GOAL OF THE EXERCISE :: Count, in the entries below, the lines in which "title" occurs. Give the number, nothing more.
──────── DATA FOR PROCESSING ────────
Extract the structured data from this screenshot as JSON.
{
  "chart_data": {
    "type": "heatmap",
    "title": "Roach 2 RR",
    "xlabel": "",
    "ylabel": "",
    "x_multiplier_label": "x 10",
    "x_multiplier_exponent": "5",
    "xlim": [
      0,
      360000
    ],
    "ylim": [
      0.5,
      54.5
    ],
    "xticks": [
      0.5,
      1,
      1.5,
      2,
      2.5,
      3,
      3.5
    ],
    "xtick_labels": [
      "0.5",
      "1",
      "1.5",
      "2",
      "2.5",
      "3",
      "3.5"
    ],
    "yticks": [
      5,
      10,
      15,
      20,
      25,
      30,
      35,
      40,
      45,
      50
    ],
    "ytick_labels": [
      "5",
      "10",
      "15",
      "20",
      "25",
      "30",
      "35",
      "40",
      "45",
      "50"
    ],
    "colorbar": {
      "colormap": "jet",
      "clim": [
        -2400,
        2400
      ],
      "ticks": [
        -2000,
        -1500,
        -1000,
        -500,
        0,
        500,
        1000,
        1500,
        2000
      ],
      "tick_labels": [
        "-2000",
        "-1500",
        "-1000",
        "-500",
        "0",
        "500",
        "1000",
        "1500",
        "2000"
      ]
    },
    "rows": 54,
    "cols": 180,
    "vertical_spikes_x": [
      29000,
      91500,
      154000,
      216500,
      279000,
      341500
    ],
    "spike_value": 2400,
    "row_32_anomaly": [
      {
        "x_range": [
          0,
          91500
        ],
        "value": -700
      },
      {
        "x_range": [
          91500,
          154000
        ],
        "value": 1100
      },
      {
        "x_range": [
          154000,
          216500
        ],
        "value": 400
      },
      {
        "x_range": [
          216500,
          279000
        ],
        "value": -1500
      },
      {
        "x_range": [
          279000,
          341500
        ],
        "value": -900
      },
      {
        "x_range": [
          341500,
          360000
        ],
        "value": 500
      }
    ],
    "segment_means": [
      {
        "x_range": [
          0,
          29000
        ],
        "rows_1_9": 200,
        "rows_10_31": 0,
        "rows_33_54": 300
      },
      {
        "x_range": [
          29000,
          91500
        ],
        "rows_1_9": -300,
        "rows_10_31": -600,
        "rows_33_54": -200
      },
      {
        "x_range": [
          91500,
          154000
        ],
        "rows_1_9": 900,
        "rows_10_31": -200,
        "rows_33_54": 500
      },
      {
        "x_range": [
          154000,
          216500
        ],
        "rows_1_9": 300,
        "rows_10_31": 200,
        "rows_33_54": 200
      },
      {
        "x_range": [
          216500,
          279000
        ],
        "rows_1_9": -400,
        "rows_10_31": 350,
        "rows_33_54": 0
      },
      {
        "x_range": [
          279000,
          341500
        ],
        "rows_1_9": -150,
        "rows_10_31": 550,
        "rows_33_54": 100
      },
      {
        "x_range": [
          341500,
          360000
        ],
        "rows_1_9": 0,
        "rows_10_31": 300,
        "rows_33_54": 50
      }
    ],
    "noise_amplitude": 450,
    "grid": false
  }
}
────────
──────── DATA FOR PROCESSING ────────
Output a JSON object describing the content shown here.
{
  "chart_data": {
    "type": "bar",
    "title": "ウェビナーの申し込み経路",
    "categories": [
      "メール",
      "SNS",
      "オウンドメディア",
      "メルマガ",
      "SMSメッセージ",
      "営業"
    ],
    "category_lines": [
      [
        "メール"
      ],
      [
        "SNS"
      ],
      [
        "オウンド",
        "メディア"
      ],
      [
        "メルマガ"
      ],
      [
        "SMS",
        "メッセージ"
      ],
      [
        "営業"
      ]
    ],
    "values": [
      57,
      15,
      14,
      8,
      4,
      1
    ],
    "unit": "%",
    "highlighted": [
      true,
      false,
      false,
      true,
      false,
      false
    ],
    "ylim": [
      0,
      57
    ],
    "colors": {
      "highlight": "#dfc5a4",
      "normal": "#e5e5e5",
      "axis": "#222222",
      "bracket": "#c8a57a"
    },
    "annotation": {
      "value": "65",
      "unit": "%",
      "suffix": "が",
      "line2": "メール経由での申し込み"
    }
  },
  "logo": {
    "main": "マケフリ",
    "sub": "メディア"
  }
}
────────
COMPLETE RESPONSE :: 2